* _THE REQUEST_: How many lines in the records below hold the string "allen"? Please answer with the number and nothing more.

* _DATA SECTION_:

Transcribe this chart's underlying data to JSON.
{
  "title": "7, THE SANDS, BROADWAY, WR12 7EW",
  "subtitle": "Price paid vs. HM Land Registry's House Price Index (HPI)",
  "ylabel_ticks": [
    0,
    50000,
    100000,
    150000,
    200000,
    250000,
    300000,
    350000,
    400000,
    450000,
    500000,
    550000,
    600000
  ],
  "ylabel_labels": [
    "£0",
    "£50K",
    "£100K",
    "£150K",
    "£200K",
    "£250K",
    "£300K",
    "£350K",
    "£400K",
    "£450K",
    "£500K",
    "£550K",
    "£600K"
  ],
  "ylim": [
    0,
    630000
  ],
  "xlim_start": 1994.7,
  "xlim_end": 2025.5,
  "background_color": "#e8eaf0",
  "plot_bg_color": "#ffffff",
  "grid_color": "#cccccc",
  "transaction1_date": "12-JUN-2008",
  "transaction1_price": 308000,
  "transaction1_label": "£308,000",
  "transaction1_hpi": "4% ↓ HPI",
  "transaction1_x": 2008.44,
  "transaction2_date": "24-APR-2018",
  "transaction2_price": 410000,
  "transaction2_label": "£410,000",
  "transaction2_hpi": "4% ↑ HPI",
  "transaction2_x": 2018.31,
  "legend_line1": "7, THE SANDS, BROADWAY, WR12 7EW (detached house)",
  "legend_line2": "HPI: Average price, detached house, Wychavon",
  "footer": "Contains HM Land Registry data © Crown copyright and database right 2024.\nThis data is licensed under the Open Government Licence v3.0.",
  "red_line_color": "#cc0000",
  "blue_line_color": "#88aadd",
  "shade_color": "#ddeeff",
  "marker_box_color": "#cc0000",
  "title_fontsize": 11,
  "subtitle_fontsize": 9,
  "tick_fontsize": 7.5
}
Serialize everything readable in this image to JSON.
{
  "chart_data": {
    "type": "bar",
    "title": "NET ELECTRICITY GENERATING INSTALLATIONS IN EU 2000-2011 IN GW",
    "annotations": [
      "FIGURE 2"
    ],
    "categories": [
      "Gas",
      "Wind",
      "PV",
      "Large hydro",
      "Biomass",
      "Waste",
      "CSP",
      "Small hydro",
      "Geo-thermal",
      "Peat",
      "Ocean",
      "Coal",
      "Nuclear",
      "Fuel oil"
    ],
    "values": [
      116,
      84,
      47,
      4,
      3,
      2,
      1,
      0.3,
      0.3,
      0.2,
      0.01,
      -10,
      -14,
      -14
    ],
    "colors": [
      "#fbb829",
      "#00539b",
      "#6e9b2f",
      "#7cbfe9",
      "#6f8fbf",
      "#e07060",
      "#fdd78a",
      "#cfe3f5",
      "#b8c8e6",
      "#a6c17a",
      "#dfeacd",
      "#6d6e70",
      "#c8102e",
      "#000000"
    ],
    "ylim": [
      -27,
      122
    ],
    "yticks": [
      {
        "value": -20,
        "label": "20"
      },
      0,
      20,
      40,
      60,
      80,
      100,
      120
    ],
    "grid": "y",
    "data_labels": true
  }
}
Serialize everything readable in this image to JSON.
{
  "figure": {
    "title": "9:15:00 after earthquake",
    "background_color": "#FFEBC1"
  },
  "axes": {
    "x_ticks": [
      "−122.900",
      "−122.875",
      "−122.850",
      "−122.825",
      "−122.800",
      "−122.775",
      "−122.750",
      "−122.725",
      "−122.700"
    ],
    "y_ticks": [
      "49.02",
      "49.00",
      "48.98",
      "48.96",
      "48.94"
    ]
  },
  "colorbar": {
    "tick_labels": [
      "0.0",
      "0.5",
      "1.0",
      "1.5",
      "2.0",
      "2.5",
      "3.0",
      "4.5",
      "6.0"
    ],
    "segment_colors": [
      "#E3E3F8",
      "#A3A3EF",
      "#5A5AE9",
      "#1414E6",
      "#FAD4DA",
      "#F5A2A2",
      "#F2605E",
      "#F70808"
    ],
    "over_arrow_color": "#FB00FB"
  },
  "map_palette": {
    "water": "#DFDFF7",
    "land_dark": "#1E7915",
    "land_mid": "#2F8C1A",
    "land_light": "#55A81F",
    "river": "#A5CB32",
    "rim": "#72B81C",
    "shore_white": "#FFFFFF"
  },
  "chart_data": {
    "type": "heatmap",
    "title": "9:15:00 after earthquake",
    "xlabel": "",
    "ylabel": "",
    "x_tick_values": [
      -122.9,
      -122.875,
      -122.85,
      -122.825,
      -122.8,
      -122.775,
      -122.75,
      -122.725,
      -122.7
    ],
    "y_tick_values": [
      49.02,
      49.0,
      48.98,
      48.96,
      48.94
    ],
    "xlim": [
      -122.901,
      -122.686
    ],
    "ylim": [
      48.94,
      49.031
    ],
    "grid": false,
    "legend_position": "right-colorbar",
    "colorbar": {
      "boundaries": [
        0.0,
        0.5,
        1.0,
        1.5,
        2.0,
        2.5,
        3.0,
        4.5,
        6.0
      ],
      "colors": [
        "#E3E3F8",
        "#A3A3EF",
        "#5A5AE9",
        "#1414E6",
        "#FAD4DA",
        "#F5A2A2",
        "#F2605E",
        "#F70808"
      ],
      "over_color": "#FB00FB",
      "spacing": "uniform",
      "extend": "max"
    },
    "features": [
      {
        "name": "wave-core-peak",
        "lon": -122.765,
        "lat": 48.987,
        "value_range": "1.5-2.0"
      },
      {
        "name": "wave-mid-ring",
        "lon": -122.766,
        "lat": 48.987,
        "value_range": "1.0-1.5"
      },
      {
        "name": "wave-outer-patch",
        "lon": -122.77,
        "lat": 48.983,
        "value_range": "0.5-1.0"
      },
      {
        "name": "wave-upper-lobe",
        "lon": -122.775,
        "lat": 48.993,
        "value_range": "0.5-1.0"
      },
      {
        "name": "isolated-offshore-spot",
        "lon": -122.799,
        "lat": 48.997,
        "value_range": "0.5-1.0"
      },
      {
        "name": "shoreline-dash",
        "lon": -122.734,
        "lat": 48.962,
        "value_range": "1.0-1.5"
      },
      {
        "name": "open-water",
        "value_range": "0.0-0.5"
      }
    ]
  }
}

==

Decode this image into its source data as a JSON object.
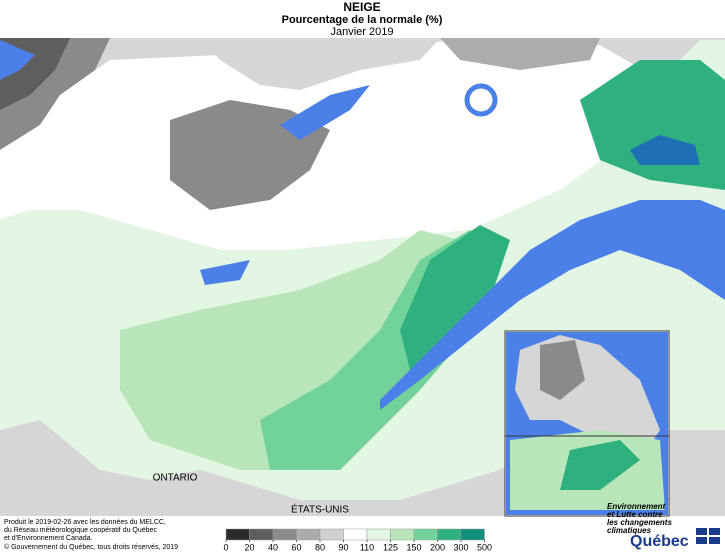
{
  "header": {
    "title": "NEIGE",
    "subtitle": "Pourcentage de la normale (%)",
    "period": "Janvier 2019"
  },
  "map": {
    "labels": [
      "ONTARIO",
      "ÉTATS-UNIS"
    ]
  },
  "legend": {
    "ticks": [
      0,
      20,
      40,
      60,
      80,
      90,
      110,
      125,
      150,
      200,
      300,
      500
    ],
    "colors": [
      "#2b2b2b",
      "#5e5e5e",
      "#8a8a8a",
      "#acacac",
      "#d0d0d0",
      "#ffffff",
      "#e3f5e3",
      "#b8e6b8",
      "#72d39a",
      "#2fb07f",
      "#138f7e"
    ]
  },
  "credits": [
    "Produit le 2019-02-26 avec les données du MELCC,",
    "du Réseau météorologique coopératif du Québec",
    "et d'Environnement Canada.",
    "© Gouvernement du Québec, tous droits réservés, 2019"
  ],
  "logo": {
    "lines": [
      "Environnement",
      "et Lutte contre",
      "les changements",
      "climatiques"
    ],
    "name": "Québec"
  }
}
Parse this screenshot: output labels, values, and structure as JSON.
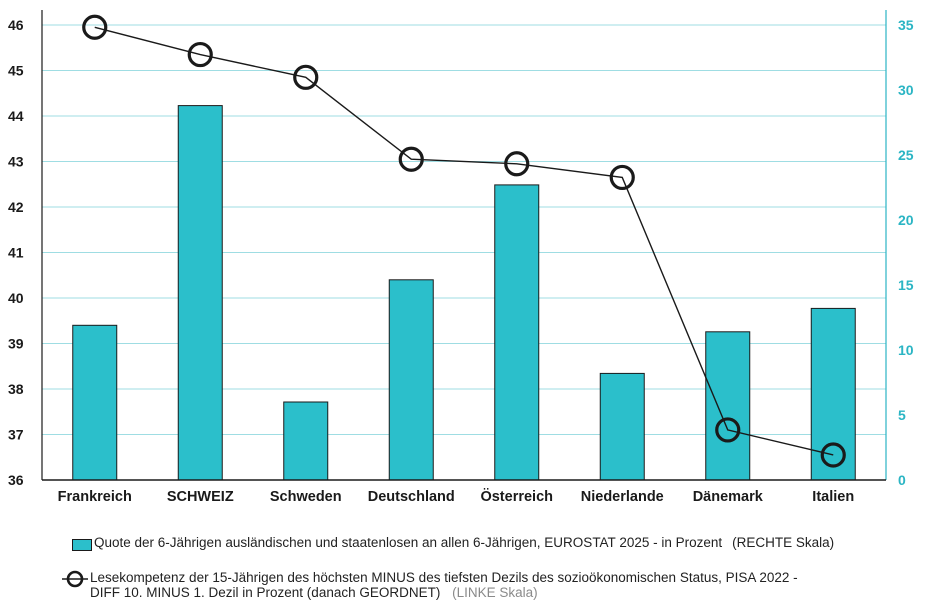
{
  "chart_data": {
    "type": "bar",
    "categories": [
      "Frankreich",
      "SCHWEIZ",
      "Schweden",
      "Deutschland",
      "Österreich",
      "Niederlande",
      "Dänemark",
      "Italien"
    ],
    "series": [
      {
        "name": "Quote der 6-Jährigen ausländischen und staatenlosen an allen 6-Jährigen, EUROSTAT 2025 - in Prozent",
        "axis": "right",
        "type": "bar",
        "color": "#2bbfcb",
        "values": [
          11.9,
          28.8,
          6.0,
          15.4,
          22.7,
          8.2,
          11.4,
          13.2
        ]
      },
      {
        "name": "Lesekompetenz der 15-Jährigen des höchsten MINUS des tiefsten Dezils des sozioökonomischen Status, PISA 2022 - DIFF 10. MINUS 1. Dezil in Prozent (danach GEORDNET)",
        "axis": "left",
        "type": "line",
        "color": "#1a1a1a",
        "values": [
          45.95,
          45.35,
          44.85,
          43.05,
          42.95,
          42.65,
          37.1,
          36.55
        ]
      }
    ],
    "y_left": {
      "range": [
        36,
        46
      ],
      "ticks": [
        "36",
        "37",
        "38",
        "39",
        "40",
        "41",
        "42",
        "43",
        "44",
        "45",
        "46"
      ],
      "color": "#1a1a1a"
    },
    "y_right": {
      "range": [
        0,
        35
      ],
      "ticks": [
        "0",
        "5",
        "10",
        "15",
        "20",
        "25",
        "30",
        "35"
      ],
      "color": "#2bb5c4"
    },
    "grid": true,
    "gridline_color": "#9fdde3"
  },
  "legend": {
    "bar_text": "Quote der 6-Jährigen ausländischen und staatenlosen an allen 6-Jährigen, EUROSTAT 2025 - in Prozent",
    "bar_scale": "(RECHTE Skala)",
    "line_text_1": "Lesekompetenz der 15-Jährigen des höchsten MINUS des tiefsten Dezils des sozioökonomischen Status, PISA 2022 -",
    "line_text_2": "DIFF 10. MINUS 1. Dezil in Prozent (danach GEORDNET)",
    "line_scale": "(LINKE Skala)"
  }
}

* _WRITTEN ANSWER_: 2